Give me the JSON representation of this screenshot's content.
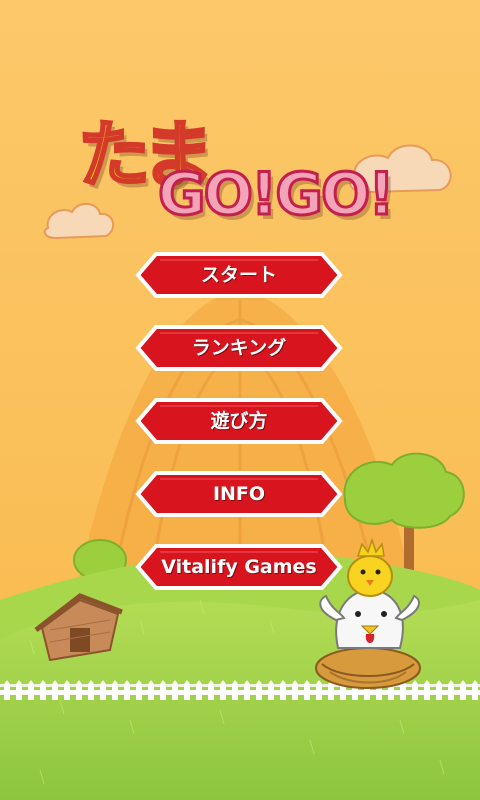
{
  "logo": {
    "line1": "たま",
    "line2": "GO!GO!"
  },
  "menu": [
    {
      "label": "スタート"
    },
    {
      "label": "ランキング"
    },
    {
      "label": "遊び方"
    },
    {
      "label": "INFO"
    },
    {
      "label": "Vitalify Games"
    }
  ],
  "icons": [
    "chick-with-crown",
    "hen-in-nest",
    "barn",
    "tree",
    "cloud",
    "haystack",
    "fence"
  ],
  "colors": {
    "sky": "#fcc25c",
    "grass": "#9fd14a",
    "button": "#d8151f",
    "button_border": "#ffffff"
  }
}
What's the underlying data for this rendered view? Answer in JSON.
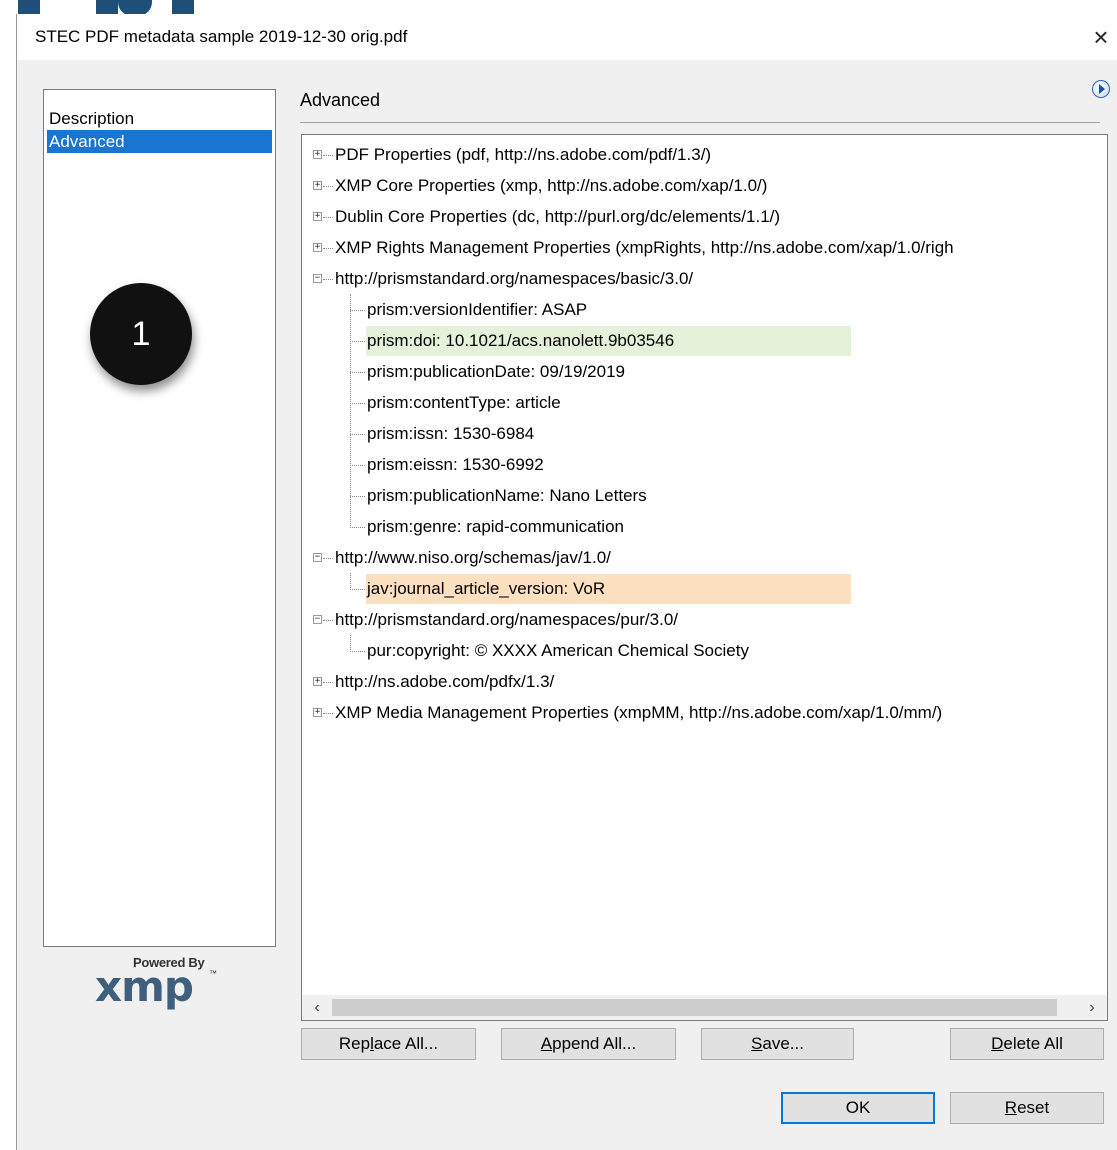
{
  "window": {
    "title": "STEC PDF metadata sample 2019-12-30 orig.pdf",
    "close_glyph": "×"
  },
  "nav": {
    "items": [
      {
        "label": "Description",
        "selected": false
      },
      {
        "label": "Advanced",
        "selected": true
      }
    ]
  },
  "badge": {
    "number": "1"
  },
  "branding": {
    "powered_by": "Powered By",
    "logo_text": "xmp",
    "tm": "™"
  },
  "main": {
    "section_title": "Advanced"
  },
  "tree": {
    "rows": [
      {
        "text": "PDF Properties (pdf, http://ns.adobe.com/pdf/1.3/)",
        "level": 0,
        "expander": "+"
      },
      {
        "text": "XMP Core Properties (xmp, http://ns.adobe.com/xap/1.0/)",
        "level": 0,
        "expander": "+"
      },
      {
        "text": "Dublin Core Properties (dc, http://purl.org/dc/elements/1.1/)",
        "level": 0,
        "expander": "+"
      },
      {
        "text": "XMP Rights Management Properties (xmpRights, http://ns.adobe.com/xap/1.0/righ",
        "level": 0,
        "expander": "+"
      },
      {
        "text": "http://prismstandard.org/namespaces/basic/3.0/",
        "level": 0,
        "expander": "-"
      },
      {
        "text": "prism:versionIdentifier: ASAP",
        "level": 1
      },
      {
        "text": "prism:doi: 10.1021/acs.nanolett.9b03546",
        "level": 1,
        "highlight": "green"
      },
      {
        "text": "prism:publicationDate: 09/19/2019",
        "level": 1
      },
      {
        "text": "prism:contentType: article",
        "level": 1
      },
      {
        "text": "prism:issn: 1530-6984",
        "level": 1
      },
      {
        "text": "prism:eissn: 1530-6992",
        "level": 1
      },
      {
        "text": "prism:publicationName: Nano Letters",
        "level": 1
      },
      {
        "text": "prism:genre: rapid-communication",
        "level": 1
      },
      {
        "text": "http://www.niso.org/schemas/jav/1.0/",
        "level": 0,
        "expander": "-"
      },
      {
        "text": "jav:journal_article_version: VoR",
        "level": 1,
        "highlight": "orange"
      },
      {
        "text": "http://prismstandard.org/namespaces/pur/3.0/",
        "level": 0,
        "expander": "-"
      },
      {
        "text": "pur:copyright: © XXXX American Chemical Society",
        "level": 1
      },
      {
        "text": "http://ns.adobe.com/pdfx/1.3/",
        "level": 0,
        "expander": "+"
      },
      {
        "text": "XMP Media Management Properties (xmpMM, http://ns.adobe.com/xap/1.0/mm/)",
        "level": 0,
        "expander": "+"
      }
    ],
    "scroll_left": "‹",
    "scroll_right": "›"
  },
  "buttons": {
    "replace_all": {
      "pre": "Rep",
      "key": "l",
      "post": "ace All..."
    },
    "append_all": {
      "pre": "",
      "key": "A",
      "post": "ppend All..."
    },
    "save": {
      "pre": "",
      "key": "S",
      "post": "ave..."
    },
    "delete_all": {
      "pre": "",
      "key": "D",
      "post": "elete All"
    },
    "ok": "OK",
    "reset": {
      "pre": "",
      "key": "R",
      "post": "eset"
    }
  },
  "colors": {
    "selection": "#1a75d1",
    "doi_highlight": "#e4f2da",
    "jav_highlight": "#fde0c0",
    "default_button_border": "#0078d7"
  }
}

________

■ Task objective ■
Reproduce every record above exactly, omitting the pictures.

■ Output of the task ■
Give me the JSON representation of this screenshot's content.
{
  "logo": {
    "line1": "たま",
    "line2": "GO!GO!"
  },
  "menu": [
    {
      "label": "スタート"
    },
    {
      "label": "ランキング"
    },
    {
      "label": "遊び方"
    },
    {
      "label": "INFO"
    },
    {
      "label": "Vitalify Games"
    }
  ],
  "icons": [
    "chick-with-crown",
    "hen-in-nest",
    "barn",
    "tree",
    "cloud",
    "haystack",
    "fence"
  ],
  "colors": {
    "sky": "#fcc25c",
    "grass": "#9fd14a",
    "button": "#d8151f",
    "button_border": "#ffffff"
  }
}
What's the underlying data for this rendered view? Answer in JSON.
{
  "window": {
    "title": "STEC PDF metadata sample 2019-12-30 orig.pdf",
    "close_glyph": "×"
  },
  "nav": {
    "items": [
      {
        "label": "Description",
        "selected": false
      },
      {
        "label": "Advanced",
        "selected": true
      }
    ]
  },
  "badge": {
    "number": "1"
  },
  "branding": {
    "powered_by": "Powered By",
    "logo_text": "xmp",
    "tm": "™"
  },
  "main": {
    "section_title": "Advanced"
  },
  "tree": {
    "rows": [
      {
        "text": "PDF Properties (pdf, http://ns.adobe.com/pdf/1.3/)",
        "level": 0,
        "expander": "+"
      },
      {
        "text": "XMP Core Properties (xmp, http://ns.adobe.com/xap/1.0/)",
        "level": 0,
        "expander": "+"
      },
      {
        "text": "Dublin Core Properties (dc, http://purl.org/dc/elements/1.1/)",
        "level": 0,
        "expander": "+"
      },
      {
        "text": "XMP Rights Management Properties (xmpRights, http://ns.adobe.com/xap/1.0/righ",
        "level": 0,
        "expander": "+"
      },
      {
        "text": "http://prismstandard.org/namespaces/basic/3.0/",
        "level": 0,
        "expander": "-"
      },
      {
        "text": "prism:versionIdentifier: ASAP",
        "level": 1
      },
      {
        "text": "prism:doi: 10.1021/acs.nanolett.9b03546",
        "level": 1,
        "highlight": "green"
      },
      {
        "text": "prism:publicationDate: 09/19/2019",
        "level": 1
      },
      {
        "text": "prism:contentType: article",
        "level": 1
      },
      {
        "text": "prism:issn: 1530-6984",
        "level": 1
      },
      {
        "text": "prism:eissn: 1530-6992",
        "level": 1
      },
      {
        "text": "prism:publicationName: Nano Letters",
        "level": 1
      },
      {
        "text": "prism:genre: rapid-communication",
        "level": 1
      },
      {
        "text": "http://www.niso.org/schemas/jav/1.0/",
        "level": 0,
        "expander": "-"
      },
      {
        "text": "jav:journal_article_version: VoR",
        "level": 1,
        "highlight": "orange"
      },
      {
        "text": "http://prismstandard.org/namespaces/pur/3.0/",
        "level": 0,
        "expander": "-"
      },
      {
        "text": "pur:copyright: © XXXX American Chemical Society",
        "level": 1
      },
      {
        "text": "http://ns.adobe.com/pdfx/1.3/",
        "level": 0,
        "expander": "+"
      },
      {
        "text": "XMP Media Management Properties (xmpMM, http://ns.adobe.com/xap/1.0/mm/)",
        "level": 0,
        "expander": "+"
      }
    ],
    "scroll_left": "‹",
    "scroll_right": "›"
  },
  "buttons": {
    "replace_all": {
      "pre": "Rep",
      "key": "l",
      "post": "ace All..."
    },
    "append_all": {
      "pre": "",
      "key": "A",
      "post": "ppend All..."
    },
    "save": {
      "pre": "",
      "key": "S",
      "post": "ave..."
    },
    "delete_all": {
      "pre": "",
      "key": "D",
      "post": "elete All"
    },
    "ok": "OK",
    "reset": {
      "pre": "",
      "key": "R",
      "post": "eset"
    }
  },
  "colors": {
    "selection": "#1a75d1",
    "doi_highlight": "#e4f2da",
    "jav_highlight": "#fde0c0",
    "default_button_border": "#0078d7"
  }
}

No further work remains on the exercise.